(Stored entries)
>>>

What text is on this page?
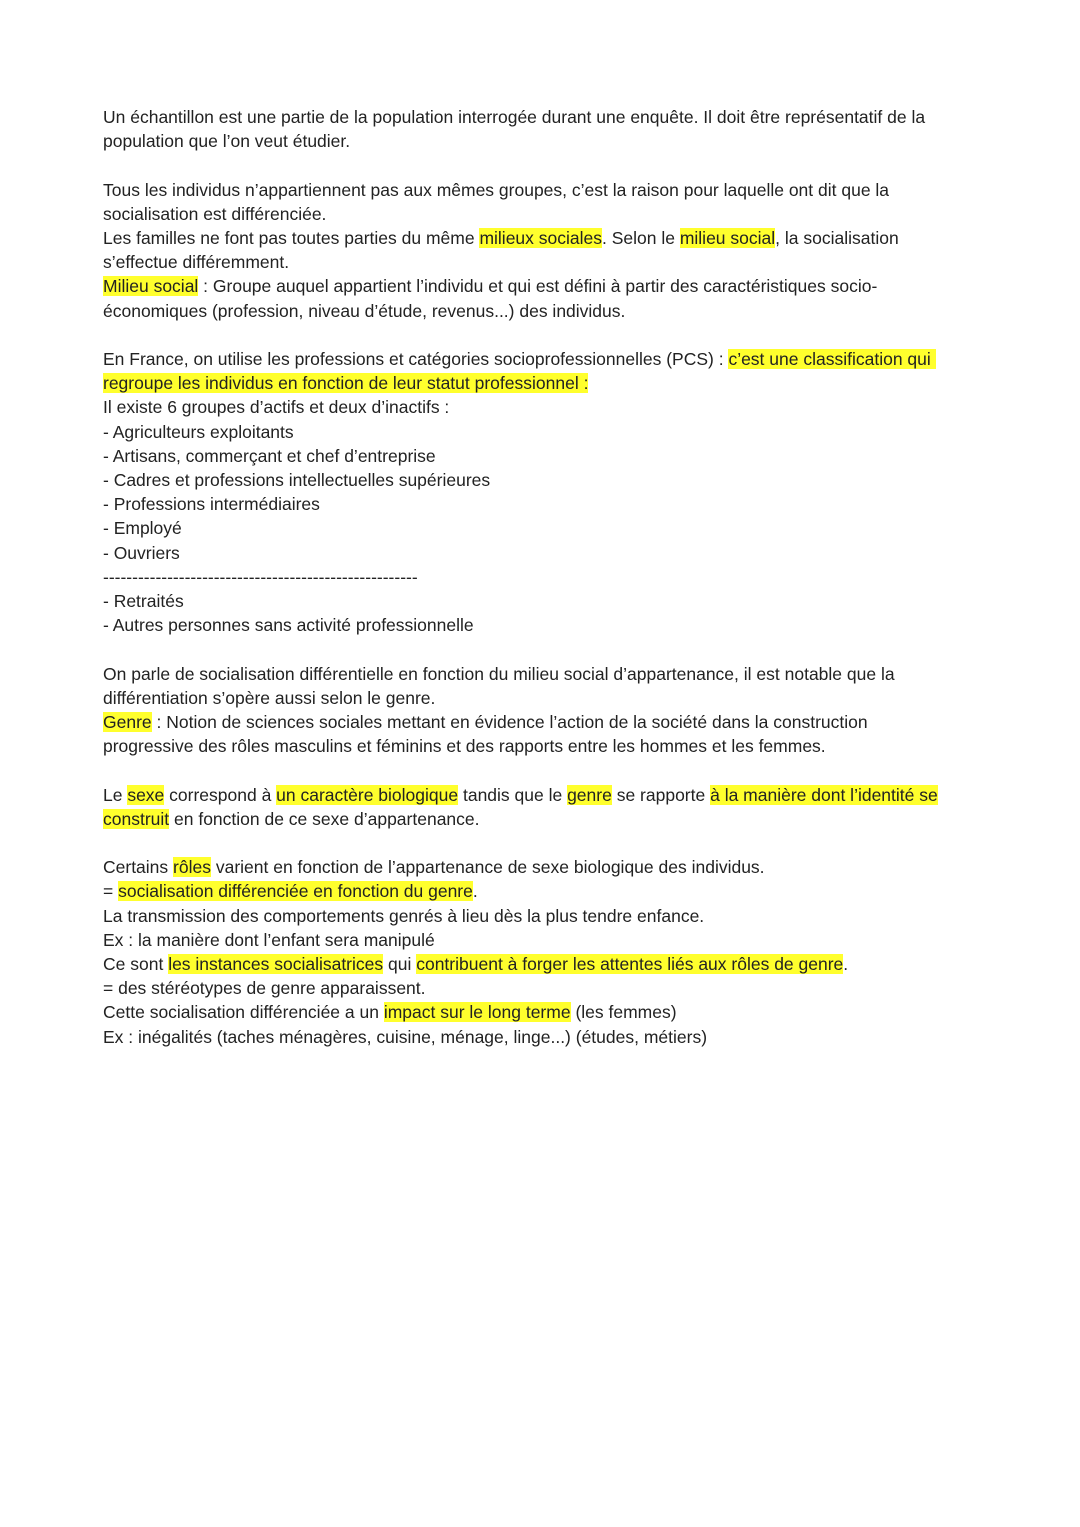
Un échantillon est une partie de la population interrogée durant une enquête. Il doit être représentatif de la
population que l’on veut étudier.
Tous les individus n’appartiennent pas aux mêmes groupes, c’est la raison pour laquelle ont dit que la
socialisation est différenciée.
Les familles ne font pas toutes parties du même milieux sociales. Selon le milieu social, la socialisation
s’effectue différemment.
Milieu social : Groupe auquel appartient l’individu et qui est défini à partir des caractéristiques socio-
économiques (profession, niveau d’étude, revenus...) des individus.
En France, on utilise les professions et catégories socioprofessionnelles (PCS) : c’est une classification qui
regroupe les individus en fonction de leur statut professionnel :
Il existe 6 groupes d’actifs et deux d’inactifs :
- Agriculteurs exploitants
- Artisans, commerçant et chef d’entreprise
- Cadres et professions intellectuelles supérieures
- Professions intermédiaires
- Employé
- Ouvriers
------------------------------------------------------
- Retraités
- Autres personnes sans activité professionnelle
On parle de socialisation différentielle en fonction du milieu social d’appartenance, il est notable que la
différentiation s’opère aussi selon le genre.
Genre : Notion de sciences sociales mettant en évidence l’action de la société dans la construction
progressive des rôles masculins et féminins et des rapports entre les hommes et les femmes.
Le sexe correspond à un caractère biologique tandis que le genre se rapporte à la manière dont l’identité se
construit en fonction de ce sexe d’appartenance.
Certains rôles varient en fonction de l’appartenance de sexe biologique des individus.
= socialisation différenciée en fonction du genre.
La transmission des comportements genrés à lieu dès la plus tendre enfance.
Ex : la manière dont l’enfant sera manipulé
Ce sont les instances socialisatrices qui contribuent à forger les attentes liés aux rôles de genre.
= des stéréotypes de genre apparaissent.
Cette socialisation différenciée a un impact sur le long terme (les femmes)
Ex : inégalités (taches ménagères, cuisine, ménage, linge...) (études, métiers)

<<<

WRITTEN TASK
All of the material above is to be copied exactly, except for its images.

THE COMPLETED TASK
What text is on this page?
Un échantillon est une partie de la population interrogée durant une enquête. Il doit être représentatif de la
population que l’on veut étudier.
Tous les individus n’appartiennent pas aux mêmes groupes, c’est la raison pour laquelle ont dit que la
socialisation est différenciée.
Les familles ne font pas toutes parties du même milieux sociales. Selon le milieu social, la socialisation
s’effectue différemment.
Milieu social : Groupe auquel appartient l’individu et qui est défini à partir des caractéristiques socio-
économiques (profession, niveau d’étude, revenus...) des individus.
En France, on utilise les professions et catégories socioprofessionnelles (PCS) : c’est une classification qui
regroupe les individus en fonction de leur statut professionnel :
Il existe 6 groupes d’actifs et deux d’inactifs :
- Agriculteurs exploitants
- Artisans, commerçant et chef d’entreprise
- Cadres et professions intellectuelles supérieures
- Professions intermédiaires
- Employé
- Ouvriers
------------------------------------------------------
- Retraités
- Autres personnes sans activité professionnelle
On parle de socialisation différentielle en fonction du milieu social d’appartenance, il est notable que la
différentiation s’opère aussi selon le genre.
Genre : Notion de sciences sociales mettant en évidence l’action de la société dans la construction
progressive des rôles masculins et féminins et des rapports entre les hommes et les femmes.
Le sexe correspond à un caractère biologique tandis que le genre se rapporte à la manière dont l’identité se
construit en fonction de ce sexe d’appartenance.
Certains rôles varient en fonction de l’appartenance de sexe biologique des individus.
= socialisation différenciée en fonction du genre.
La transmission des comportements genrés à lieu dès la plus tendre enfance.
Ex : la manière dont l’enfant sera manipulé
Ce sont les instances socialisatrices qui contribuent à forger les attentes liés aux rôles de genre.
= des stéréotypes de genre apparaissent.
Cette socialisation différenciée a un impact sur le long terme (les femmes)
Ex : inégalités (taches ménagères, cuisine, ménage, linge...) (études, métiers)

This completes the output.